[Items from a data source]
* * * * *

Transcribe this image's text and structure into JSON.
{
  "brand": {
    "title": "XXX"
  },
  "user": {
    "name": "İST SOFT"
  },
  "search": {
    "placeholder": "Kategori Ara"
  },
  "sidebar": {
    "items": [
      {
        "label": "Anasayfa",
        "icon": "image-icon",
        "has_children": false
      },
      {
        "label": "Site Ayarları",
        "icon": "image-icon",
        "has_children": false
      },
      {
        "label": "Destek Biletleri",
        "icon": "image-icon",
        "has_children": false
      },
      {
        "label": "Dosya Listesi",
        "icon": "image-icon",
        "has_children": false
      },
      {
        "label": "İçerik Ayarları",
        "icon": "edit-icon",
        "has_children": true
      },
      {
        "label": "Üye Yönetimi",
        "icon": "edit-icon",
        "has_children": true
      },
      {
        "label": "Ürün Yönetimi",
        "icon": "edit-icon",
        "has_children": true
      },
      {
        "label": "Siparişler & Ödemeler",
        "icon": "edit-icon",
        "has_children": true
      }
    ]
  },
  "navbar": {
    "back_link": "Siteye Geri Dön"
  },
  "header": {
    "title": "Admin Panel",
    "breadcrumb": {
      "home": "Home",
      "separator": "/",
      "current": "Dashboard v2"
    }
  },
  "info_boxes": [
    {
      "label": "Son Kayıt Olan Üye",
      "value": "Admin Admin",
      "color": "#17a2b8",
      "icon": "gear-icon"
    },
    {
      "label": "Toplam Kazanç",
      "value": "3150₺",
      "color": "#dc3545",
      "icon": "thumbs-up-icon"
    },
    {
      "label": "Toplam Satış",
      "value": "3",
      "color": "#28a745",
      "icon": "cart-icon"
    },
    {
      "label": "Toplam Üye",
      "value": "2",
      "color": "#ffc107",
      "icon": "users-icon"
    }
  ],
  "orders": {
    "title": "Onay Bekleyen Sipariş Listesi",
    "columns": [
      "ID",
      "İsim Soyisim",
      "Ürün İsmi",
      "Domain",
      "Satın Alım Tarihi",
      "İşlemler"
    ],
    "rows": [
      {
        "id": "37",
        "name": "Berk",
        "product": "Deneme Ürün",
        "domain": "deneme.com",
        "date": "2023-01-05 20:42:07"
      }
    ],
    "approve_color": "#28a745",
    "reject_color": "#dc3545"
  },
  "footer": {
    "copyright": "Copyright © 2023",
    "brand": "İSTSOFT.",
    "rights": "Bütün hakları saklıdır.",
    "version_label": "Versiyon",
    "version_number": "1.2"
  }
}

* * * * *

### INSTRUCTIONS TO FOLLOW
Copy out every line of the data above, exactly as given.

### TASK RESPONSE
Transcribe this image's text and structure into JSON.
{
  "brand": {
    "title": "XXX"
  },
  "user": {
    "name": "İST SOFT"
  },
  "search": {
    "placeholder": "Kategori Ara"
  },
  "sidebar": {
    "items": [
      {
        "label": "Anasayfa",
        "icon": "image-icon",
        "has_children": false
      },
      {
        "label": "Site Ayarları",
        "icon": "image-icon",
        "has_children": false
      },
      {
        "label": "Destek Biletleri",
        "icon": "image-icon",
        "has_children": false
      },
      {
        "label": "Dosya Listesi",
        "icon": "image-icon",
        "has_children": false
      },
      {
        "label": "İçerik Ayarları",
        "icon": "edit-icon",
        "has_children": true
      },
      {
        "label": "Üye Yönetimi",
        "icon": "edit-icon",
        "has_children": true
      },
      {
        "label": "Ürün Yönetimi",
        "icon": "edit-icon",
        "has_children": true
      },
      {
        "label": "Siparişler & Ödemeler",
        "icon": "edit-icon",
        "has_children": true
      }
    ]
  },
  "navbar": {
    "back_link": "Siteye Geri Dön"
  },
  "header": {
    "title": "Admin Panel",
    "breadcrumb": {
      "home": "Home",
      "separator": "/",
      "current": "Dashboard v2"
    }
  },
  "info_boxes": [
    {
      "label": "Son Kayıt Olan Üye",
      "value": "Admin Admin",
      "color": "#17a2b8",
      "icon": "gear-icon"
    },
    {
      "label": "Toplam Kazanç",
      "value": "3150₺",
      "color": "#dc3545",
      "icon": "thumbs-up-icon"
    },
    {
      "label": "Toplam Satış",
      "value": "3",
      "color": "#28a745",
      "icon": "cart-icon"
    },
    {
      "label": "Toplam Üye",
      "value": "2",
      "color": "#ffc107",
      "icon": "users-icon"
    }
  ],
  "orders": {
    "title": "Onay Bekleyen Sipariş Listesi",
    "columns": [
      "ID",
      "İsim Soyisim",
      "Ürün İsmi",
      "Domain",
      "Satın Alım Tarihi",
      "İşlemler"
    ],
    "rows": [
      {
        "id": "37",
        "name": "Berk",
        "product": "Deneme Ürün",
        "domain": "deneme.com",
        "date": "2023-01-05 20:42:07"
      }
    ],
    "approve_color": "#28a745",
    "reject_color": "#dc3545"
  },
  "footer": {
    "copyright": "Copyright © 2023",
    "brand": "İSTSOFT.",
    "rights": "Bütün hakları saklıdır.",
    "version_label": "Versiyon",
    "version_number": "1.2"
  }
}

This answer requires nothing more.